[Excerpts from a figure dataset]
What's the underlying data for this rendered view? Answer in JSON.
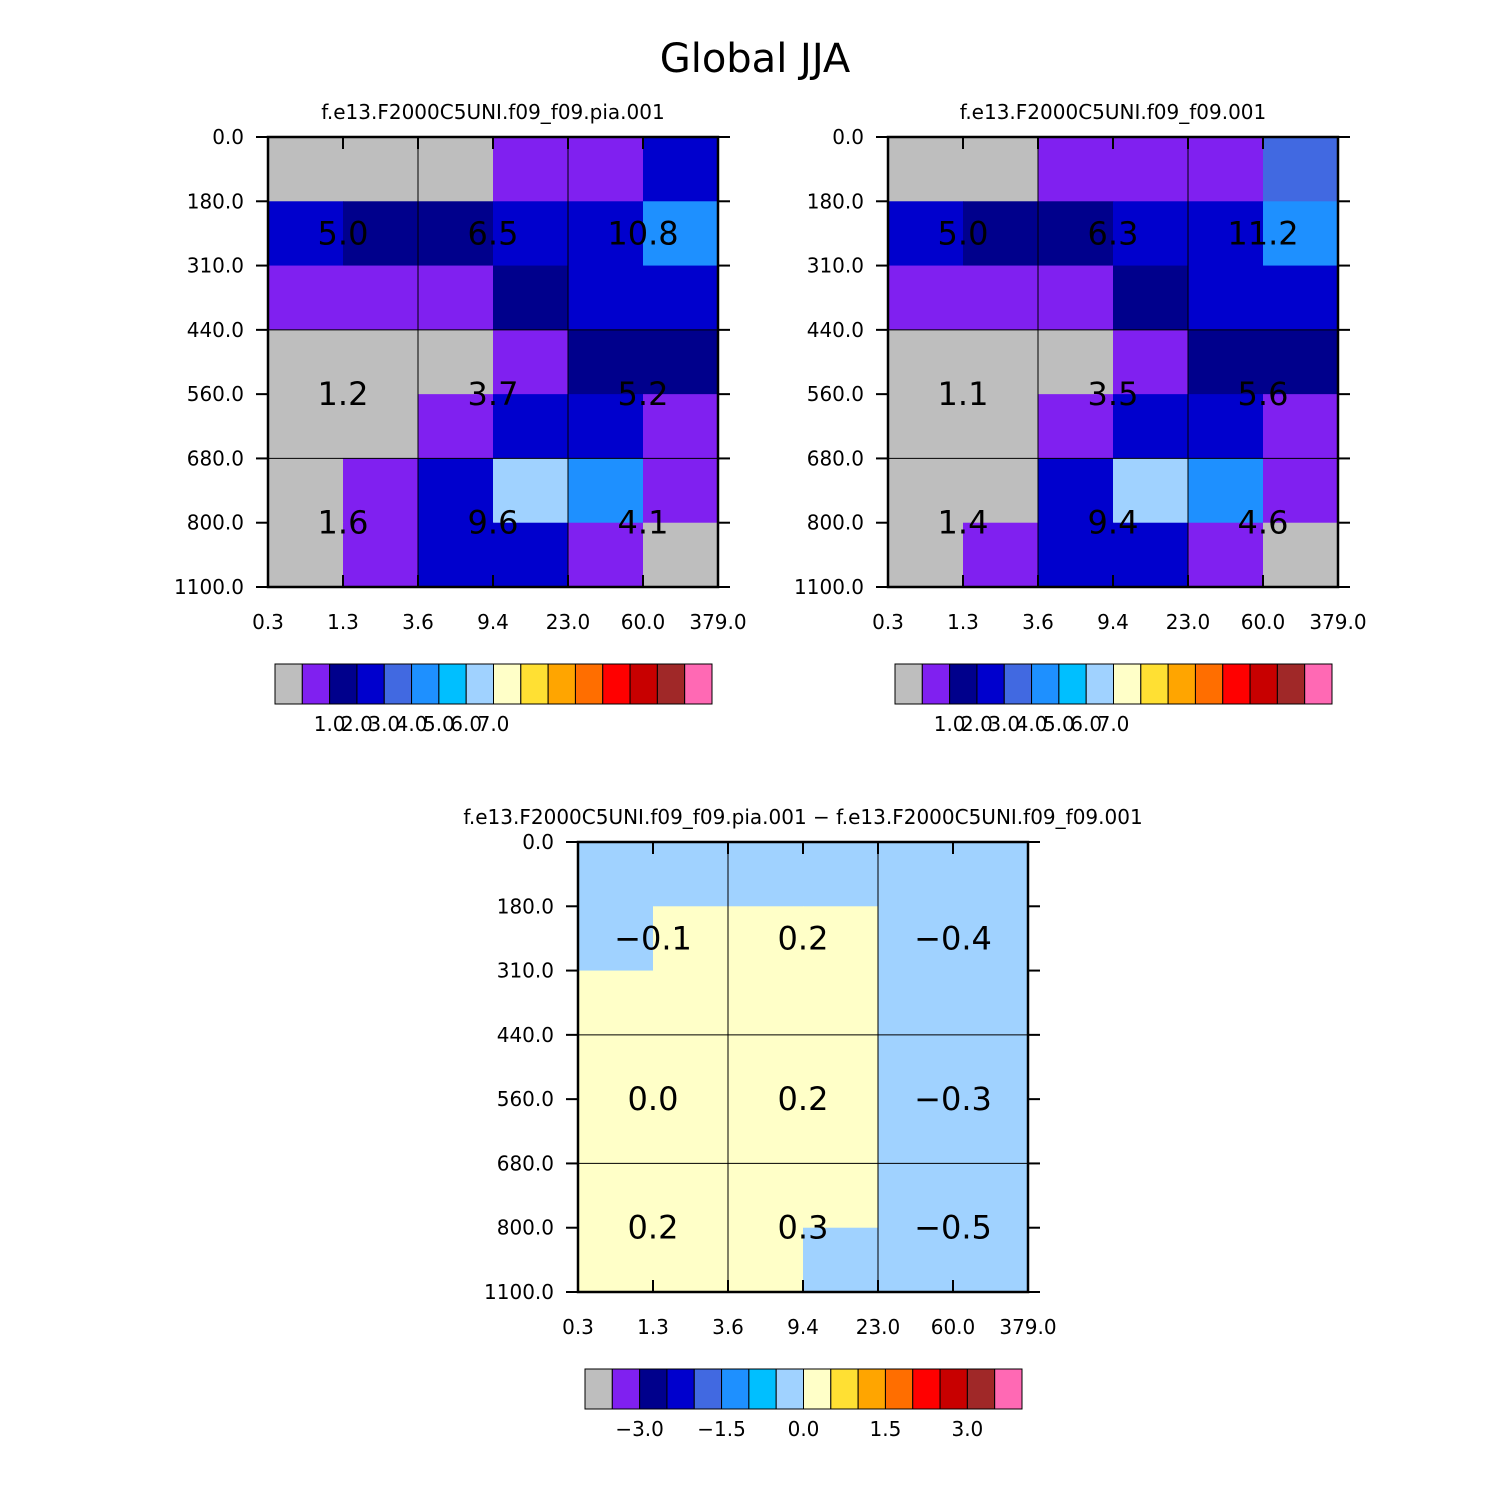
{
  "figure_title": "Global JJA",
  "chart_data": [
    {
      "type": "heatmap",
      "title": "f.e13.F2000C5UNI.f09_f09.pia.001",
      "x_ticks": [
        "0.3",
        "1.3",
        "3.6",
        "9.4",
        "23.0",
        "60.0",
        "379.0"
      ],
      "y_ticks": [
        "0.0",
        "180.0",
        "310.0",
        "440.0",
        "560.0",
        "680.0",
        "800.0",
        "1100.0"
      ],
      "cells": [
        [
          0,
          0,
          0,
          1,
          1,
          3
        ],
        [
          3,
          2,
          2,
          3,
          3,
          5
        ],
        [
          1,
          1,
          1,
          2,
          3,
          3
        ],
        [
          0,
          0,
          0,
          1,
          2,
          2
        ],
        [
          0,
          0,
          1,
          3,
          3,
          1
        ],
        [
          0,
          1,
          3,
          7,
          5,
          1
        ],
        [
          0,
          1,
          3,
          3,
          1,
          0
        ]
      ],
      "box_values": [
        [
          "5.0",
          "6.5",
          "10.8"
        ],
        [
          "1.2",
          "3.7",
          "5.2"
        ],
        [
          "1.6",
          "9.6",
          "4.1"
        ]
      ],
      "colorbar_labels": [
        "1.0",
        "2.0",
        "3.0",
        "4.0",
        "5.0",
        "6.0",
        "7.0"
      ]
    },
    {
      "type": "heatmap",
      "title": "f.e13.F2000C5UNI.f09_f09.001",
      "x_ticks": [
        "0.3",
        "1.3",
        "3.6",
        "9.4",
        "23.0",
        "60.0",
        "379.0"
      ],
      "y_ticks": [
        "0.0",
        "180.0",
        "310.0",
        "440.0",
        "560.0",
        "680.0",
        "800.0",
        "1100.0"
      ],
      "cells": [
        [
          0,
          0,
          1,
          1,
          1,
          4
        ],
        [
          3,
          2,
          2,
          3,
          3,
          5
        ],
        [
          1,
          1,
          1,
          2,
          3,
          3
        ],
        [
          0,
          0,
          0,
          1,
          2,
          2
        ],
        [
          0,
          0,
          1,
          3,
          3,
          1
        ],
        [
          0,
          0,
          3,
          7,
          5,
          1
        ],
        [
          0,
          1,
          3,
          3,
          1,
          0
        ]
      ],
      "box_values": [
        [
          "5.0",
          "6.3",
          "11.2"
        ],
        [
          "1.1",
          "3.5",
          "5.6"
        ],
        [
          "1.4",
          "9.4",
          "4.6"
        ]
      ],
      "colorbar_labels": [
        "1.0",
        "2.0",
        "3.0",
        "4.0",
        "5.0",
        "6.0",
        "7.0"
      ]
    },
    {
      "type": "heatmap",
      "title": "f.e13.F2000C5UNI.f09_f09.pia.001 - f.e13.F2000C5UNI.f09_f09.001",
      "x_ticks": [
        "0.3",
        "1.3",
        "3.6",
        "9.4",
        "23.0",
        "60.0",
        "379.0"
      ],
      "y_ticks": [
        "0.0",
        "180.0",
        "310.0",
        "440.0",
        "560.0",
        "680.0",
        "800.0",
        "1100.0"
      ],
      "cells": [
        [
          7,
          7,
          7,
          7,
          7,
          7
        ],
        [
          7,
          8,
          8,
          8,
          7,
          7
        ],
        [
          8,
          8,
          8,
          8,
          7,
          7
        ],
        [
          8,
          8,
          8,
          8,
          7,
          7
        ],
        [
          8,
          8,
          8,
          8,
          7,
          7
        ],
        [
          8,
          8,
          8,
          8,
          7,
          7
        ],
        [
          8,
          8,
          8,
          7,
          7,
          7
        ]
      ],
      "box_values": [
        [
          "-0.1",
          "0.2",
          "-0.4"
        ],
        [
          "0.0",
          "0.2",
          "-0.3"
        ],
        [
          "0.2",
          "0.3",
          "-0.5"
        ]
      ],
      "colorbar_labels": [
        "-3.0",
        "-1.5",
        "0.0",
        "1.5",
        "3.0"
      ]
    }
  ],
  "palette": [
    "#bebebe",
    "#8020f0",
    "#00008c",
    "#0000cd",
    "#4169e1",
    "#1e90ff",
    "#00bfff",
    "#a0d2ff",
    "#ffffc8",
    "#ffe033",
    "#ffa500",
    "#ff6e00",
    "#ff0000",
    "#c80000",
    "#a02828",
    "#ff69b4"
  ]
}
* * *
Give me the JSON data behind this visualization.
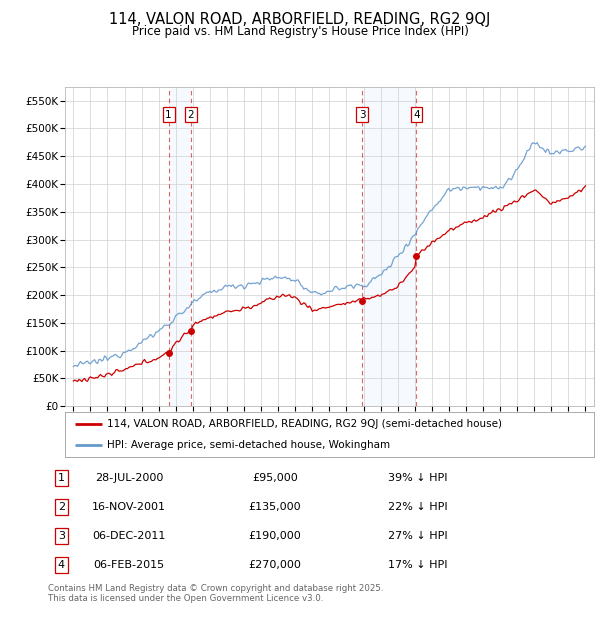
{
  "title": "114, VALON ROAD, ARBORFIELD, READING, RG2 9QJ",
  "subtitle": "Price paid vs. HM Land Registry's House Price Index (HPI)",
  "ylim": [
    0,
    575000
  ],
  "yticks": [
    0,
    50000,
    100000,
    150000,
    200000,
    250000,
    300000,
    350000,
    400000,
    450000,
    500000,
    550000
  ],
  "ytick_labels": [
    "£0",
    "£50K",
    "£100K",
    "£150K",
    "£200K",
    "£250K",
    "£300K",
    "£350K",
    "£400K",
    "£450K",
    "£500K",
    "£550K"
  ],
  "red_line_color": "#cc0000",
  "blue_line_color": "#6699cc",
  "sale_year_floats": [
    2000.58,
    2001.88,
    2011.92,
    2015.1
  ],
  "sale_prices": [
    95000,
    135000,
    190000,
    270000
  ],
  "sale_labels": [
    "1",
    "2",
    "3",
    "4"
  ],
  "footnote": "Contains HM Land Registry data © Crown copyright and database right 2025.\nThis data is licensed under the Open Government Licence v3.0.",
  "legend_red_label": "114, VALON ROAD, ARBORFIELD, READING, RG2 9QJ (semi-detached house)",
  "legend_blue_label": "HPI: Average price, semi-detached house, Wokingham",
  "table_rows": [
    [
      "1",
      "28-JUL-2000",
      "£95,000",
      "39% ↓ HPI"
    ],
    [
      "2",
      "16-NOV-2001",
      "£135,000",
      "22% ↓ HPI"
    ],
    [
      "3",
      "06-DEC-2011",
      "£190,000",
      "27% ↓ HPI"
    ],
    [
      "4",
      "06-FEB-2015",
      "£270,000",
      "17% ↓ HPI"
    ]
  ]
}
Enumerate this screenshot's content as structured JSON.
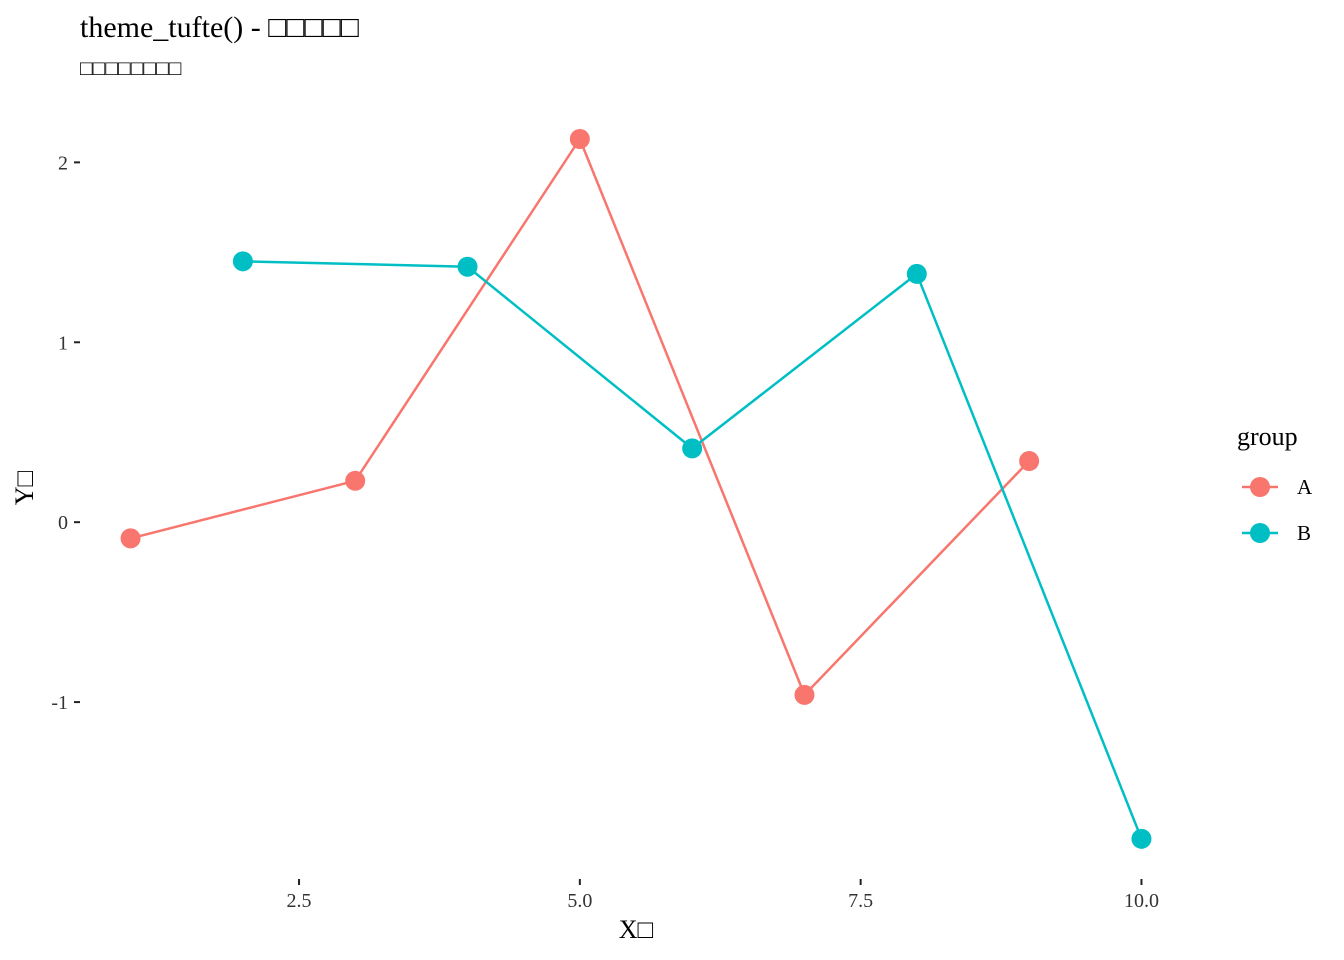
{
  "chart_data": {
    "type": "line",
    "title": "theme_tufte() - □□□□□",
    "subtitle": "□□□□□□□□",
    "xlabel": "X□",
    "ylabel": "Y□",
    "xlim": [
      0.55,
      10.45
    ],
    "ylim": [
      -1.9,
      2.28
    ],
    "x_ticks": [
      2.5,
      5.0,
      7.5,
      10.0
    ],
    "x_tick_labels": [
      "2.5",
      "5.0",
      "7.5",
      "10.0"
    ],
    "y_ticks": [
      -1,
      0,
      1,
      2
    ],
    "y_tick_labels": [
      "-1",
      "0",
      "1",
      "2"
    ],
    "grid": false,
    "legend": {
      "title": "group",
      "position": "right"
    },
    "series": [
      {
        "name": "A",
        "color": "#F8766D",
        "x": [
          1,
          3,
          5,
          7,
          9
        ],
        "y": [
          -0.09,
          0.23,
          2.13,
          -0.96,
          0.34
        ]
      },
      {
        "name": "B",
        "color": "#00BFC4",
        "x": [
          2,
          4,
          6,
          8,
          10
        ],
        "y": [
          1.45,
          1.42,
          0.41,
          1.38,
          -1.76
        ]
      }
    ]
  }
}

GOAL –
From the records, copy every line that has the string "ROAD" in it.

WORKED SOLUTION –
  "title": "114, VALON ROAD, ARBORFIELD, READING, RG2 9QJ",
  "legend_red_label": "114, VALON ROAD, ARBORFIELD, READING, RG2 9QJ (semi-detached house)",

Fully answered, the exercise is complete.